* THE TASK *
Every line of the material is to be repeated exactly as it stands.

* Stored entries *
-.-.-

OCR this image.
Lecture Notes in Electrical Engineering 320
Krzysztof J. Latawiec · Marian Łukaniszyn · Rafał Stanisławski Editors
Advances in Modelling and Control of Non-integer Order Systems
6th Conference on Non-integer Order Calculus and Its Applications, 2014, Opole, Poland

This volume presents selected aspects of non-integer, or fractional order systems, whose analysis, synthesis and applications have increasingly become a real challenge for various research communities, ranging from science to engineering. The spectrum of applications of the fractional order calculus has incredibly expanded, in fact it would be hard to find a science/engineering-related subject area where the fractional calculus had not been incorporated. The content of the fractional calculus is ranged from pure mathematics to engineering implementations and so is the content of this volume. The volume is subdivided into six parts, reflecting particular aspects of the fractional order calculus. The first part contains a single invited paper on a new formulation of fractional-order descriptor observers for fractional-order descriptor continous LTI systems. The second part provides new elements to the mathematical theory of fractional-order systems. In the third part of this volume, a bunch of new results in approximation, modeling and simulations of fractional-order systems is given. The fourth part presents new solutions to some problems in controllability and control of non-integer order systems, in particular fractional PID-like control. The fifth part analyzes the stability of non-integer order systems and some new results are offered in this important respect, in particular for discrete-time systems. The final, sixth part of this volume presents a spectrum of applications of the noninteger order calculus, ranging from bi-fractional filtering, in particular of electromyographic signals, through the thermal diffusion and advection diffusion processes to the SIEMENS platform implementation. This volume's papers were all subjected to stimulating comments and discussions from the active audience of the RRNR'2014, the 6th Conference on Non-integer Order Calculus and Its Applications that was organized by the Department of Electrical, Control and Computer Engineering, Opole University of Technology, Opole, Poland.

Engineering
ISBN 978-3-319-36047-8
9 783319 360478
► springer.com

-.-.-

* TASK RESULT *
OCR this image.
Lecture Notes in Electrical Engineering 320
Krzysztof J. Latawiec · Marian Łukaniszyn · Rafał Stanisławski Editors
Advances in Modelling and Control of Non-integer Order Systems
6th Conference on Non-integer Order Calculus and Its Applications, 2014, Opole, Poland

This volume presents selected aspects of non-integer, or fractional order systems, whose analysis, synthesis and applications have increasingly become a real challenge for various research communities, ranging from science to engineering. The spectrum of applications of the fractional order calculus has incredibly expanded, in fact it would be hard to find a science/engineering-related subject area where the fractional calculus had not been incorporated. The content of the fractional calculus is ranged from pure mathematics to engineering implementations and so is the content of this volume. The volume is subdivided into six parts, reflecting particular aspects of the fractional order calculus. The first part contains a single invited paper on a new formulation of fractional-order descriptor observers for fractional-order descriptor continous LTI systems. The second part provides new elements to the mathematical theory of fractional-order systems. In the third part of this volume, a bunch of new results in approximation, modeling and simulations of fractional-order systems is given. The fourth part presents new solutions to some problems in controllability and control of non-integer order systems, in particular fractional PID-like control. The fifth part analyzes the stability of non-integer order systems and some new results are offered in this important respect, in particular for discrete-time systems. The final, sixth part of this volume presents a spectrum of applications of the noninteger order calculus, ranging from bi-fractional filtering, in particular of electromyographic signals, through the thermal diffusion and advection diffusion processes to the SIEMENS platform implementation. This volume's papers were all subjected to stimulating comments and discussions from the active audience of the RRNR'2014, the 6th Conference on Non-integer Order Calculus and Its Applications that was organized by the Department of Electrical, Control and Computer Engineering, Opole University of Technology, Opole, Poland.

Engineering
ISBN 978-3-319-36047-8
9 783319 360478
► springer.com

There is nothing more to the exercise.